» **Written exercise**
Take the material below and write it all out again exactly.

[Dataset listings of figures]
>> start

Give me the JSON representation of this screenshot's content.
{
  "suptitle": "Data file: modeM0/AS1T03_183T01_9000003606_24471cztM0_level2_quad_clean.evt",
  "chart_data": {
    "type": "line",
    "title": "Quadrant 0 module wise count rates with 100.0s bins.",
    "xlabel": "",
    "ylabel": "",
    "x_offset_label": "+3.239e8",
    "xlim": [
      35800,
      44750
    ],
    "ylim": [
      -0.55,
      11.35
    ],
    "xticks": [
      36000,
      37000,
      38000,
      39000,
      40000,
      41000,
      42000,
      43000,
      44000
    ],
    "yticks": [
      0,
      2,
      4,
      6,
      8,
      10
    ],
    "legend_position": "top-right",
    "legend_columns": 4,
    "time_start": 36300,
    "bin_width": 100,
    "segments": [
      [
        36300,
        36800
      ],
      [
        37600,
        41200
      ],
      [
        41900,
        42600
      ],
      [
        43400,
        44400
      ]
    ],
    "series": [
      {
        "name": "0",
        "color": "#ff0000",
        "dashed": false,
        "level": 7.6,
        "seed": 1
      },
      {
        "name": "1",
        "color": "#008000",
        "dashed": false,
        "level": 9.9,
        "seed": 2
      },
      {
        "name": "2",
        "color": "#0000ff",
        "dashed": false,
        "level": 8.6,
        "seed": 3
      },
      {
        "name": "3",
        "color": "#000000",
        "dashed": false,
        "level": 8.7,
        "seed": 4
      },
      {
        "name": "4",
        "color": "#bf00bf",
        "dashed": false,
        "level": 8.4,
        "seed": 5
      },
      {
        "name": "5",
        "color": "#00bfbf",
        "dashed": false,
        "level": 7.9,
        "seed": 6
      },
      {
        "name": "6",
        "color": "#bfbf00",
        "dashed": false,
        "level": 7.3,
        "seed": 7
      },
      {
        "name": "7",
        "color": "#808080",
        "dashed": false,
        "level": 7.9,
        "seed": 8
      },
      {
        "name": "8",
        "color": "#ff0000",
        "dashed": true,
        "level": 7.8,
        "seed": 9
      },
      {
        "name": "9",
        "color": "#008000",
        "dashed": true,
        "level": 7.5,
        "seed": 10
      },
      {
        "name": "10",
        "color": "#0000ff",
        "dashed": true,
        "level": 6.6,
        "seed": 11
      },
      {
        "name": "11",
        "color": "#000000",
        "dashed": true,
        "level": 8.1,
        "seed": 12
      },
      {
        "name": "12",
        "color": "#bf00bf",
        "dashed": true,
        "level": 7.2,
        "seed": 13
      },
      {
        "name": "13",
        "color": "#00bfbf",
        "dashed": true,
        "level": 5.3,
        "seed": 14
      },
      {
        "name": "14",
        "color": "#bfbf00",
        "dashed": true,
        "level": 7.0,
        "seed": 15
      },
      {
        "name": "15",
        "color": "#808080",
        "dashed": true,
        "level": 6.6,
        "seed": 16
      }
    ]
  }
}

>> end

» **Response for this exercise**
Give me the JSON representation of this screenshot's content.
{
  "suptitle": "Data file: modeM0/AS1T03_183T01_9000003606_24471cztM0_level2_quad_clean.evt",
  "chart_data": {
    "type": "line",
    "title": "Quadrant 0 module wise count rates with 100.0s bins.",
    "xlabel": "",
    "ylabel": "",
    "x_offset_label": "+3.239e8",
    "xlim": [
      35800,
      44750
    ],
    "ylim": [
      -0.55,
      11.35
    ],
    "xticks": [
      36000,
      37000,
      38000,
      39000,
      40000,
      41000,
      42000,
      43000,
      44000
    ],
    "yticks": [
      0,
      2,
      4,
      6,
      8,
      10
    ],
    "legend_position": "top-right",
    "legend_columns": 4,
    "time_start": 36300,
    "bin_width": 100,
    "segments": [
      [
        36300,
        36800
      ],
      [
        37600,
        41200
      ],
      [
        41900,
        42600
      ],
      [
        43400,
        44400
      ]
    ],
    "series": [
      {
        "name": "0",
        "color": "#ff0000",
        "dashed": false,
        "level": 7.6,
        "seed": 1
      },
      {
        "name": "1",
        "color": "#008000",
        "dashed": false,
        "level": 9.9,
        "seed": 2
      },
      {
        "name": "2",
        "color": "#0000ff",
        "dashed": false,
        "level": 8.6,
        "seed": 3
      },
      {
        "name": "3",
        "color": "#000000",
        "dashed": false,
        "level": 8.7,
        "seed": 4
      },
      {
        "name": "4",
        "color": "#bf00bf",
        "dashed": false,
        "level": 8.4,
        "seed": 5
      },
      {
        "name": "5",
        "color": "#00bfbf",
        "dashed": false,
        "level": 7.9,
        "seed": 6
      },
      {
        "name": "6",
        "color": "#bfbf00",
        "dashed": false,
        "level": 7.3,
        "seed": 7
      },
      {
        "name": "7",
        "color": "#808080",
        "dashed": false,
        "level": 7.9,
        "seed": 8
      },
      {
        "name": "8",
        "color": "#ff0000",
        "dashed": true,
        "level": 7.8,
        "seed": 9
      },
      {
        "name": "9",
        "color": "#008000",
        "dashed": true,
        "level": 7.5,
        "seed": 10
      },
      {
        "name": "10",
        "color": "#0000ff",
        "dashed": true,
        "level": 6.6,
        "seed": 11
      },
      {
        "name": "11",
        "color": "#000000",
        "dashed": true,
        "level": 8.1,
        "seed": 12
      },
      {
        "name": "12",
        "color": "#bf00bf",
        "dashed": true,
        "level": 7.2,
        "seed": 13
      },
      {
        "name": "13",
        "color": "#00bfbf",
        "dashed": true,
        "level": 5.3,
        "seed": 14
      },
      {
        "name": "14",
        "color": "#bfbf00",
        "dashed": true,
        "level": 7.0,
        "seed": 15
      },
      {
        "name": "15",
        "color": "#808080",
        "dashed": true,
        "level": 6.6,
        "seed": 16
      }
    ]
  }
}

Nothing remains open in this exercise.